Exercise prompt:
Repeat the material below word for word and leave out all pictures.

Entries:
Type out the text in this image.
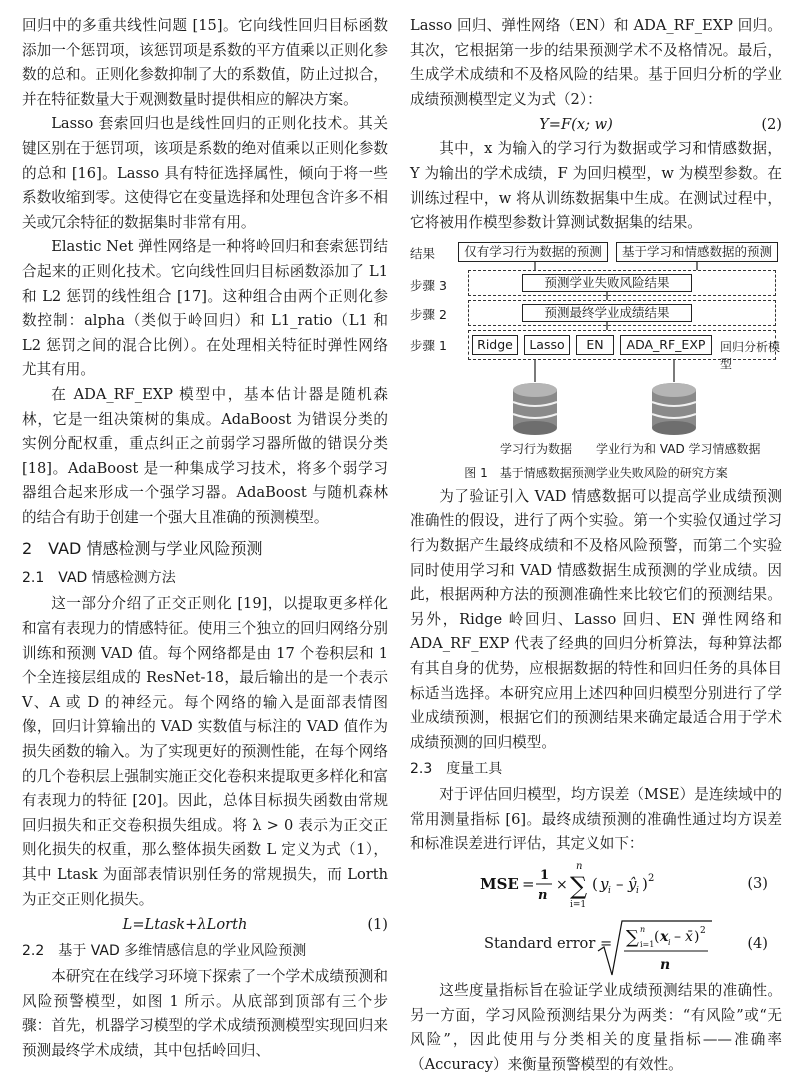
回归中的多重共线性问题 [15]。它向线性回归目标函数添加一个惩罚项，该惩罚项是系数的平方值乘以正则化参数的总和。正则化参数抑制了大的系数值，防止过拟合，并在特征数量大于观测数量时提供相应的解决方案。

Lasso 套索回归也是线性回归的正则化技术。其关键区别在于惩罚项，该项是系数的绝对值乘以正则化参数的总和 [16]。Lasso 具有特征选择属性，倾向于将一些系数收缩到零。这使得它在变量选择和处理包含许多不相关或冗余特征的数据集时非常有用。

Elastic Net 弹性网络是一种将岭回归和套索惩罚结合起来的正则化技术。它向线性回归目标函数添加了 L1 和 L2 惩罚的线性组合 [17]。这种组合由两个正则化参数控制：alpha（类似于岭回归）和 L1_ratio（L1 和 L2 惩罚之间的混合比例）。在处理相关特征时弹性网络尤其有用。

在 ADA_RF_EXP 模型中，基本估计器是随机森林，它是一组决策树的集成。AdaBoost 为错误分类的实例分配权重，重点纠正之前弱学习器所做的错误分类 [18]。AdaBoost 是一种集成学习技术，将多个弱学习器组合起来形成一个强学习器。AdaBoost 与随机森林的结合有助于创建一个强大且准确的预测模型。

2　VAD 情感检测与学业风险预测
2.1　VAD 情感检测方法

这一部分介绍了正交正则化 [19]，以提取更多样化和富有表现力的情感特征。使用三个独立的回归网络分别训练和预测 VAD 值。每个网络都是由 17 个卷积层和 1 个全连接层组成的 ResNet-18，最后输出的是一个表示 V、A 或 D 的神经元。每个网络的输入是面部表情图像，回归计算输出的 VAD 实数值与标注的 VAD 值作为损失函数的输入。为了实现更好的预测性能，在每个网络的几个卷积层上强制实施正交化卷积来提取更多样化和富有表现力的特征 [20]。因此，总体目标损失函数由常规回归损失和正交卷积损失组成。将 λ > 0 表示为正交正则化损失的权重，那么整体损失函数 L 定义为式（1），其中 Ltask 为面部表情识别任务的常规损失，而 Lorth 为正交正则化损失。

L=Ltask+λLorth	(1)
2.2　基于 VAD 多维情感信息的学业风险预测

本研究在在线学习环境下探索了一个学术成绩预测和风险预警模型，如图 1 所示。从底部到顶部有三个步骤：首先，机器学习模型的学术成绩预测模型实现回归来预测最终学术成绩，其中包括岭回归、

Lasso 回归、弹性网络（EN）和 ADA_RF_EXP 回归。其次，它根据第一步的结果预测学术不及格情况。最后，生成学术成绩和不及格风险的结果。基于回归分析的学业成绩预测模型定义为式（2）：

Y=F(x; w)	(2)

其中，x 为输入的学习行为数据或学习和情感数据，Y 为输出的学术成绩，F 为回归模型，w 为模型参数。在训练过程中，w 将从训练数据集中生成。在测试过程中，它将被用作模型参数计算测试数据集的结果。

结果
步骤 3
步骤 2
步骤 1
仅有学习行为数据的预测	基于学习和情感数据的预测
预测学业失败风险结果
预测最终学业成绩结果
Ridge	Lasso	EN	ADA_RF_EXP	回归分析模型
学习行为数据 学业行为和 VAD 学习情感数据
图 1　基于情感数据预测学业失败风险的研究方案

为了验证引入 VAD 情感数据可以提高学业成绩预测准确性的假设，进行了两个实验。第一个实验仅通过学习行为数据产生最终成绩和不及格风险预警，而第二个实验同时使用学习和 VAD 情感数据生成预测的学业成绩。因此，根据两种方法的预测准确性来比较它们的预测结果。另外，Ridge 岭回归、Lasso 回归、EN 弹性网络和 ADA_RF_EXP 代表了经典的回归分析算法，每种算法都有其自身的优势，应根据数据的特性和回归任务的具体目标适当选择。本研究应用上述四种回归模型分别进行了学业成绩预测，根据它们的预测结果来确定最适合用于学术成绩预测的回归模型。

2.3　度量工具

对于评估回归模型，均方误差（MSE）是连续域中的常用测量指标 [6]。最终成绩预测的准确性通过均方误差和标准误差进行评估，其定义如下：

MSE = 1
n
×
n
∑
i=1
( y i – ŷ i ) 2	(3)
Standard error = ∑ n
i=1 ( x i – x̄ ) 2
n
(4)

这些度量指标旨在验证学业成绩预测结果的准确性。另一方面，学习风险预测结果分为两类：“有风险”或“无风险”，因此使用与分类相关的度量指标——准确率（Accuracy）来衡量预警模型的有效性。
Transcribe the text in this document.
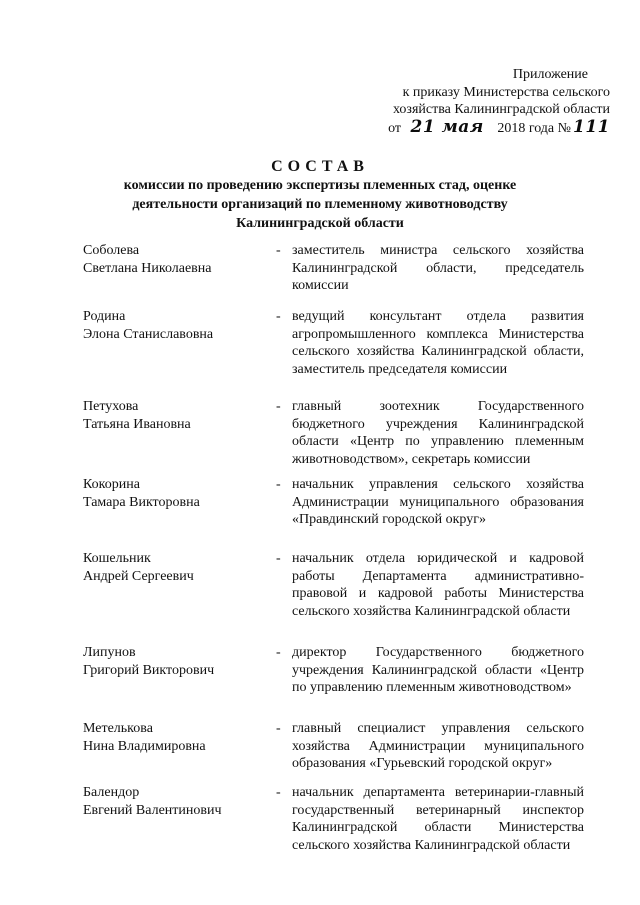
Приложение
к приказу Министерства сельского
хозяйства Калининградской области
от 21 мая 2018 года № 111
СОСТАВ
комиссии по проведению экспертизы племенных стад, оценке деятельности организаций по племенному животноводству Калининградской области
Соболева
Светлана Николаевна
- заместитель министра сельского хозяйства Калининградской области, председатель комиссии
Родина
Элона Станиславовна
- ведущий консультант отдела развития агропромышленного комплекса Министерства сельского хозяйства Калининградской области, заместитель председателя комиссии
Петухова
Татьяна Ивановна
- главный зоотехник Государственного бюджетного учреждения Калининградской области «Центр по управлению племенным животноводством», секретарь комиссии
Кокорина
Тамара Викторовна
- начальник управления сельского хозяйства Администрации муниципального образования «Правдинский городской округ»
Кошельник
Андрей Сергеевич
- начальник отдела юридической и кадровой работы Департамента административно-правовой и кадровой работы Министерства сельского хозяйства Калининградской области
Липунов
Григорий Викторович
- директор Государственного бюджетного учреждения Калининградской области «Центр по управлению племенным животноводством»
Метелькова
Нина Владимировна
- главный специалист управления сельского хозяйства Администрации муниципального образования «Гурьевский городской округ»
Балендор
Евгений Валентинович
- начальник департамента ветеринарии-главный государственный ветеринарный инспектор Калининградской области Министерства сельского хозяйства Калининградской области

Result for this exercise:
Type out the text in this image.
回归中的多重共线性问题 [15]。它向线性回归目标函数添加一个惩罚项，该惩罚项是系数的平方值乘以正则化参数的总和。正则化参数抑制了大的系数值，防止过拟合，并在特征数量大于观测数量时提供相应的解决方案。

Lasso 套索回归也是线性回归的正则化技术。其关键区别在于惩罚项，该项是系数的绝对值乘以正则化参数的总和 [16]。Lasso 具有特征选择属性，倾向于将一些系数收缩到零。这使得它在变量选择和处理包含许多不相关或冗余特征的数据集时非常有用。

Elastic Net 弹性网络是一种将岭回归和套索惩罚结合起来的正则化技术。它向线性回归目标函数添加了 L1 和 L2 惩罚的线性组合 [17]。这种组合由两个正则化参数控制：alpha（类似于岭回归）和 L1_ratio（L1 和 L2 惩罚之间的混合比例）。在处理相关特征时弹性网络尤其有用。

在 ADA_RF_EXP 模型中，基本估计器是随机森林，它是一组决策树的集成。AdaBoost 为错误分类的实例分配权重，重点纠正之前弱学习器所做的错误分类 [18]。AdaBoost 是一种集成学习技术，将多个弱学习器组合起来形成一个强学习器。AdaBoost 与随机森林的结合有助于创建一个强大且准确的预测模型。

2　VAD 情感检测与学业风险预测
2.1　VAD 情感检测方法

这一部分介绍了正交正则化 [19]，以提取更多样化和富有表现力的情感特征。使用三个独立的回归网络分别训练和预测 VAD 值。每个网络都是由 17 个卷积层和 1 个全连接层组成的 ResNet-18，最后输出的是一个表示 V、A 或 D 的神经元。每个网络的输入是面部表情图像，回归计算输出的 VAD 实数值与标注的 VAD 值作为损失函数的输入。为了实现更好的预测性能，在每个网络的几个卷积层上强制实施正交化卷积来提取更多样化和富有表现力的特征 [20]。因此，总体目标损失函数由常规回归损失和正交卷积损失组成。将 λ > 0 表示为正交正则化损失的权重，那么整体损失函数 L 定义为式（1），其中 Ltask 为面部表情识别任务的常规损失，而 Lorth 为正交正则化损失。

L=Ltask+λLorth	(1)
2.2　基于 VAD 多维情感信息的学业风险预测

本研究在在线学习环境下探索了一个学术成绩预测和风险预警模型，如图 1 所示。从底部到顶部有三个步骤：首先，机器学习模型的学术成绩预测模型实现回归来预测最终学术成绩，其中包括岭回归、

Lasso 回归、弹性网络（EN）和 ADA_RF_EXP 回归。其次，它根据第一步的结果预测学术不及格情况。最后，生成学术成绩和不及格风险的结果。基于回归分析的学业成绩预测模型定义为式（2）：

Y=F(x; w)	(2)

其中，x 为输入的学习行为数据或学习和情感数据，Y 为输出的学术成绩，F 为回归模型，w 为模型参数。在训练过程中，w 将从训练数据集中生成。在测试过程中，它将被用作模型参数计算测试数据集的结果。

结果
步骤 3
步骤 2
步骤 1
仅有学习行为数据的预测	基于学习和情感数据的预测
预测学业失败风险结果
预测最终学业成绩结果
Ridge	Lasso	EN	ADA_RF_EXP	回归分析模型
学习行为数据 学业行为和 VAD 学习情感数据
图 1　基于情感数据预测学业失败风险的研究方案

为了验证引入 VAD 情感数据可以提高学业成绩预测准确性的假设，进行了两个实验。第一个实验仅通过学习行为数据产生最终成绩和不及格风险预警，而第二个实验同时使用学习和 VAD 情感数据生成预测的学业成绩。因此，根据两种方法的预测准确性来比较它们的预测结果。另外，Ridge 岭回归、Lasso 回归、EN 弹性网络和 ADA_RF_EXP 代表了经典的回归分析算法，每种算法都有其自身的优势，应根据数据的特性和回归任务的具体目标适当选择。本研究应用上述四种回归模型分别进行了学业成绩预测，根据它们的预测结果来确定最适合用于学术成绩预测的回归模型。

2.3　度量工具

对于评估回归模型，均方误差（MSE）是连续域中的常用测量指标 [6]。最终成绩预测的准确性通过均方误差和标准误差进行评估，其定义如下：

MSE = 1
n
×
n
∑
i=1
( y i – ŷ i ) 2	(3)
Standard error = ∑ n
i=1 ( x i – x̄ ) 2
n
(4)

这些度量指标旨在验证学业成绩预测结果的准确性。另一方面，学习风险预测结果分为两类：“有风险”或“无风险”，因此使用与分类相关的度量指标——准确率（Accuracy）来衡量预警模型的有效性。
Transcribe the text in this document.
Приложение
к приказу Министерства сельского
хозяйства Калининградской области
от 21 мая 2018 года № 111
СОСТАВ
комиссии по проведению экспертизы племенных стад, оценке деятельности организаций по племенному животноводству Калининградской области
Соболева
Светлана Николаевна
- заместитель министра сельского хозяйства Калининградской области, председатель комиссии
Родина
Элона Станиславовна
- ведущий консультант отдела развития агропромышленного комплекса Министерства сельского хозяйства Калининградской области, заместитель председателя комиссии
Петухова
Татьяна Ивановна
- главный зоотехник Государственного бюджетного учреждения Калининградской области «Центр по управлению племенным животноводством», секретарь комиссии
Кокорина
Тамара Викторовна
- начальник управления сельского хозяйства Администрации муниципального образования «Правдинский городской округ»
Кошельник
Андрей Сергеевич
- начальник отдела юридической и кадровой работы Департамента административно-правовой и кадровой работы Министерства сельского хозяйства Калининградской области
Липунов
Григорий Викторович
- директор Государственного бюджетного учреждения Калининградской области «Центр по управлению племенным животноводством»
Метелькова
Нина Владимировна
- главный специалист управления сельского хозяйства Администрации муниципального образования «Гурьевский городской округ»
Балендор
Евгений Валентинович
- начальник департамента ветеринарии-главный государственный ветеринарный инспектор Калининградской области Министерства сельского хозяйства Калининградской области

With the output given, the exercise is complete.